● Set task: Using the listing below, extract each line that has the word "avec" in it.

▼

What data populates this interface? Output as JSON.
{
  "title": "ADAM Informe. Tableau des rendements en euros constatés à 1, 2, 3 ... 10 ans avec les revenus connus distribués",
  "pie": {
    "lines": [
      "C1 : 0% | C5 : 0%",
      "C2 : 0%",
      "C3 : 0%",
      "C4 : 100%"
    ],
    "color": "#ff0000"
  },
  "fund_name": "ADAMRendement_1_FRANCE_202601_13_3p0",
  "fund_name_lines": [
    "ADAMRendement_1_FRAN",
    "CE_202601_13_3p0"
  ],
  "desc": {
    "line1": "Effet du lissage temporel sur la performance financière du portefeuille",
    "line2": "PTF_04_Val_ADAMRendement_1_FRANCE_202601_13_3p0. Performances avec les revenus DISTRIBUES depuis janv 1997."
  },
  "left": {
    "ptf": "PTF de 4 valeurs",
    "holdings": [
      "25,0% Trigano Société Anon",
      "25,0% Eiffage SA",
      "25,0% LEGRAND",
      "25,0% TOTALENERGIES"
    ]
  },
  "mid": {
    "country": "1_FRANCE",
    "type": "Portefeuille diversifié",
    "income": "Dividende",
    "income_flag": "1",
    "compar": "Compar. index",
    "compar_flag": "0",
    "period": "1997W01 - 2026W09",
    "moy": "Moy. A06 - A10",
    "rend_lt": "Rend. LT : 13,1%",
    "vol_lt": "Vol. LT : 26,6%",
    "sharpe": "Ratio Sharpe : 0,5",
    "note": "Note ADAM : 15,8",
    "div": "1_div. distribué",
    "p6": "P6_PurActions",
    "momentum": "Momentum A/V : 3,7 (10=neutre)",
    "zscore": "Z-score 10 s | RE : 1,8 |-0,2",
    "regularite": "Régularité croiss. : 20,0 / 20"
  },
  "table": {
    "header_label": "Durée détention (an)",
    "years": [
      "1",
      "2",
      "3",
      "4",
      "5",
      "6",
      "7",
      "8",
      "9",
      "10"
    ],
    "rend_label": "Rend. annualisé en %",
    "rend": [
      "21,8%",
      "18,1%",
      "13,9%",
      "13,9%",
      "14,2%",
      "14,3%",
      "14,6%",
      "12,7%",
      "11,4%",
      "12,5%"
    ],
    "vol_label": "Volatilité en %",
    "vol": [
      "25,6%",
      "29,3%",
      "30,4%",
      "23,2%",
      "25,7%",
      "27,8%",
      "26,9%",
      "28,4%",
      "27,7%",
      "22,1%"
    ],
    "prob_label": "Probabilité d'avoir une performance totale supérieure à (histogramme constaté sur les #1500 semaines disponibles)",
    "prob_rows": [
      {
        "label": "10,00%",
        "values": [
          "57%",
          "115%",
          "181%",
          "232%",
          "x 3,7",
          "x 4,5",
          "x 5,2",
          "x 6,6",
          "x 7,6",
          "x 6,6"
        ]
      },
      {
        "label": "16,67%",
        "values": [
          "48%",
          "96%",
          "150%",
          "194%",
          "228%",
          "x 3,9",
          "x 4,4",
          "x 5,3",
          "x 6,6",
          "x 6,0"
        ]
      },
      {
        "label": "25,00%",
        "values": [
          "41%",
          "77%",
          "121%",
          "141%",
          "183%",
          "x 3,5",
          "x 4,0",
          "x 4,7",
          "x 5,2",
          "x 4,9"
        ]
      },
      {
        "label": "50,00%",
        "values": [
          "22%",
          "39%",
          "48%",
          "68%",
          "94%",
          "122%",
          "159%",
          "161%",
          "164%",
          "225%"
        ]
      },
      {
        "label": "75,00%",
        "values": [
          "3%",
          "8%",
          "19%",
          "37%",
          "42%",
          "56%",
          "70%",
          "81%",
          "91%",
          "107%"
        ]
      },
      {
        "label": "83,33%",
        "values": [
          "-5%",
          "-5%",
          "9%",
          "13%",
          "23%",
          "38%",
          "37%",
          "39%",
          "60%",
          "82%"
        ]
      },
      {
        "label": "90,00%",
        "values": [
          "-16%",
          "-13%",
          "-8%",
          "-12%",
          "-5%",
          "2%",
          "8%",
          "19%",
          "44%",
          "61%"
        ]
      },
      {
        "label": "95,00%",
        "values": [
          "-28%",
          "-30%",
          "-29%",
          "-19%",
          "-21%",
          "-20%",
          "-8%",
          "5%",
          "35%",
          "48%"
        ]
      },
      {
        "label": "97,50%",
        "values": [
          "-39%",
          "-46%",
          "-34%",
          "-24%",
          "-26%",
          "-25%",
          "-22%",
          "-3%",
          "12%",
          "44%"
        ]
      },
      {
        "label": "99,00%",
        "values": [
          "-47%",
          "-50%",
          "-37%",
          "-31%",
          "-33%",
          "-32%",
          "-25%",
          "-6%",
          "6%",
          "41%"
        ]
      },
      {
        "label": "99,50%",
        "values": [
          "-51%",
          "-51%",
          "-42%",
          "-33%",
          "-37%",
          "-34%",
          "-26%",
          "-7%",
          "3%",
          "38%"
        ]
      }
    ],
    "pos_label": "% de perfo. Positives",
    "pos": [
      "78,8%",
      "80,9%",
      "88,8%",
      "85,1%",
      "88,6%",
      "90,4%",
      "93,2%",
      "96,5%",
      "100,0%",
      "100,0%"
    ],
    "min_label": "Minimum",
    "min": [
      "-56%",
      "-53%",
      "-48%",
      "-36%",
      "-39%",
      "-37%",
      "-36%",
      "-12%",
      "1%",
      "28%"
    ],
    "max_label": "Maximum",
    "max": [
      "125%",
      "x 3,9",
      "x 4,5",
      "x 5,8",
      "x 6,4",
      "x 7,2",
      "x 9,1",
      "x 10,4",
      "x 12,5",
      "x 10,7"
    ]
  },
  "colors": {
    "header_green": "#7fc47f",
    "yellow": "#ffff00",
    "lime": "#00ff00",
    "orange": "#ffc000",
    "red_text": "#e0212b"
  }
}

▲

● Solution for this exercise:
  "title": "ADAM Informe. Tableau des rendements en euros constatés à 1, 2, 3 ... 10 ans avec les revenus connus distribués",
    "line2": "PTF_04_Val_ADAMRendement_1_FRANCE_202601_13_3p0. Performances avec les revenus DISTRIBUES depuis janv 1997."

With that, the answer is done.